Below is a block of records: output all of them exactly and leave out the pictures.
━━━ ENTRIES SHOWN
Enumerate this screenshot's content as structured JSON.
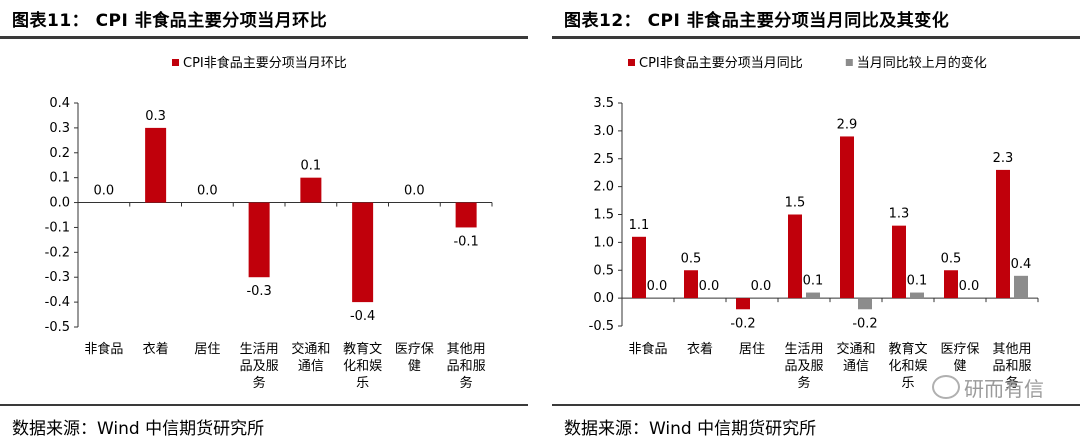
{
  "left": {
    "title": "图表11： CPI 非食品主要分项当月环比",
    "source": "数据来源：Wind 中信期货研究所"
  },
  "right": {
    "title": "图表12： CPI 非食品主要分项当月同比及其变化",
    "source": "数据来源：Wind 中信期货研究所"
  },
  "watermark": "研而有信",
  "colors": {
    "red": "#c0000b",
    "gray": "#8c8c8c"
  },
  "chart_data": [
    {
      "type": "bar",
      "title": "图表11： CPI 非食品主要分项当月环比",
      "categories": [
        [
          "非食品"
        ],
        [
          "衣着"
        ],
        [
          "居住"
        ],
        [
          "生活用",
          "品及服",
          "务"
        ],
        [
          "交通和",
          "通信"
        ],
        [
          "教育文",
          "化和娱",
          "乐"
        ],
        [
          "医疗保",
          "健"
        ],
        [
          "其他用",
          "品和服",
          "务"
        ]
      ],
      "series": [
        {
          "name": "CPI非食品主要分项当月环比",
          "color": "#c0000b",
          "values": [
            0.0,
            0.3,
            0.0,
            -0.3,
            0.1,
            -0.4,
            0.0,
            -0.1
          ],
          "labels": [
            "0.0",
            "0.3",
            "0.0",
            "-0.3",
            "0.1",
            "-0.4",
            "0.0",
            "-0.1"
          ]
        }
      ],
      "yticks": [
        "0.4",
        "0.3",
        "0.2",
        "0.1",
        "0.0",
        "-0.1",
        "-0.2",
        "-0.3",
        "-0.4",
        "-0.5"
      ],
      "ylim": [
        -0.5,
        0.4
      ],
      "legend": "top",
      "grid": false
    },
    {
      "type": "bar",
      "title": "图表12： CPI 非食品主要分项当月同比及其变化",
      "categories": [
        [
          "非食品"
        ],
        [
          "衣着"
        ],
        [
          "居住"
        ],
        [
          "生活用",
          "品及服",
          "务"
        ],
        [
          "交通和",
          "通信"
        ],
        [
          "教育文",
          "化和娱",
          "乐"
        ],
        [
          "医疗保",
          "健"
        ],
        [
          "其他用",
          "品和服",
          "务"
        ]
      ],
      "series": [
        {
          "name": "CPI非食品主要分项当月同比",
          "color": "#c0000b",
          "values": [
            1.1,
            0.5,
            -0.2,
            1.5,
            2.9,
            1.3,
            0.5,
            2.3
          ],
          "labels": [
            "1.1",
            "0.5",
            "-0.2",
            "1.5",
            "2.9",
            "1.3",
            "0.5",
            "2.3"
          ]
        },
        {
          "name": "当月同比较上月的变化",
          "color": "#8c8c8c",
          "values": [
            0.0,
            0.0,
            0.0,
            0.1,
            -0.2,
            0.1,
            0.0,
            0.4
          ],
          "labels": [
            "0.0",
            "0.0",
            "0.0",
            "0.1",
            "-0.2",
            "0.1",
            "0.0",
            "0.4"
          ]
        }
      ],
      "yticks": [
        "3.5",
        "3.0",
        "2.5",
        "2.0",
        "1.5",
        "1.0",
        "0.5",
        "0.0",
        "-0.5"
      ],
      "ylim": [
        -0.5,
        3.5
      ],
      "legend": "top",
      "grid": false
    }
  ]
}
━━━━━━
(EXERCISE RESULT)
Enumerate this screenshot's content as structured JSON.
{
  "left": {
    "title": "图表11： CPI 非食品主要分项当月环比",
    "source": "数据来源：Wind 中信期货研究所"
  },
  "right": {
    "title": "图表12： CPI 非食品主要分项当月同比及其变化",
    "source": "数据来源：Wind 中信期货研究所"
  },
  "watermark": "研而有信",
  "colors": {
    "red": "#c0000b",
    "gray": "#8c8c8c"
  },
  "chart_data": [
    {
      "type": "bar",
      "title": "图表11： CPI 非食品主要分项当月环比",
      "categories": [
        [
          "非食品"
        ],
        [
          "衣着"
        ],
        [
          "居住"
        ],
        [
          "生活用",
          "品及服",
          "务"
        ],
        [
          "交通和",
          "通信"
        ],
        [
          "教育文",
          "化和娱",
          "乐"
        ],
        [
          "医疗保",
          "健"
        ],
        [
          "其他用",
          "品和服",
          "务"
        ]
      ],
      "series": [
        {
          "name": "CPI非食品主要分项当月环比",
          "color": "#c0000b",
          "values": [
            0.0,
            0.3,
            0.0,
            -0.3,
            0.1,
            -0.4,
            0.0,
            -0.1
          ],
          "labels": [
            "0.0",
            "0.3",
            "0.0",
            "-0.3",
            "0.1",
            "-0.4",
            "0.0",
            "-0.1"
          ]
        }
      ],
      "yticks": [
        "0.4",
        "0.3",
        "0.2",
        "0.1",
        "0.0",
        "-0.1",
        "-0.2",
        "-0.3",
        "-0.4",
        "-0.5"
      ],
      "ylim": [
        -0.5,
        0.4
      ],
      "legend": "top",
      "grid": false
    },
    {
      "type": "bar",
      "title": "图表12： CPI 非食品主要分项当月同比及其变化",
      "categories": [
        [
          "非食品"
        ],
        [
          "衣着"
        ],
        [
          "居住"
        ],
        [
          "生活用",
          "品及服",
          "务"
        ],
        [
          "交通和",
          "通信"
        ],
        [
          "教育文",
          "化和娱",
          "乐"
        ],
        [
          "医疗保",
          "健"
        ],
        [
          "其他用",
          "品和服",
          "务"
        ]
      ],
      "series": [
        {
          "name": "CPI非食品主要分项当月同比",
          "color": "#c0000b",
          "values": [
            1.1,
            0.5,
            -0.2,
            1.5,
            2.9,
            1.3,
            0.5,
            2.3
          ],
          "labels": [
            "1.1",
            "0.5",
            "-0.2",
            "1.5",
            "2.9",
            "1.3",
            "0.5",
            "2.3"
          ]
        },
        {
          "name": "当月同比较上月的变化",
          "color": "#8c8c8c",
          "values": [
            0.0,
            0.0,
            0.0,
            0.1,
            -0.2,
            0.1,
            0.0,
            0.4
          ],
          "labels": [
            "0.0",
            "0.0",
            "0.0",
            "0.1",
            "-0.2",
            "0.1",
            "0.0",
            "0.4"
          ]
        }
      ],
      "yticks": [
        "3.5",
        "3.0",
        "2.5",
        "2.0",
        "1.5",
        "1.0",
        "0.5",
        "0.0",
        "-0.5"
      ],
      "ylim": [
        -0.5,
        3.5
      ],
      "legend": "top",
      "grid": false
    }
  ]
}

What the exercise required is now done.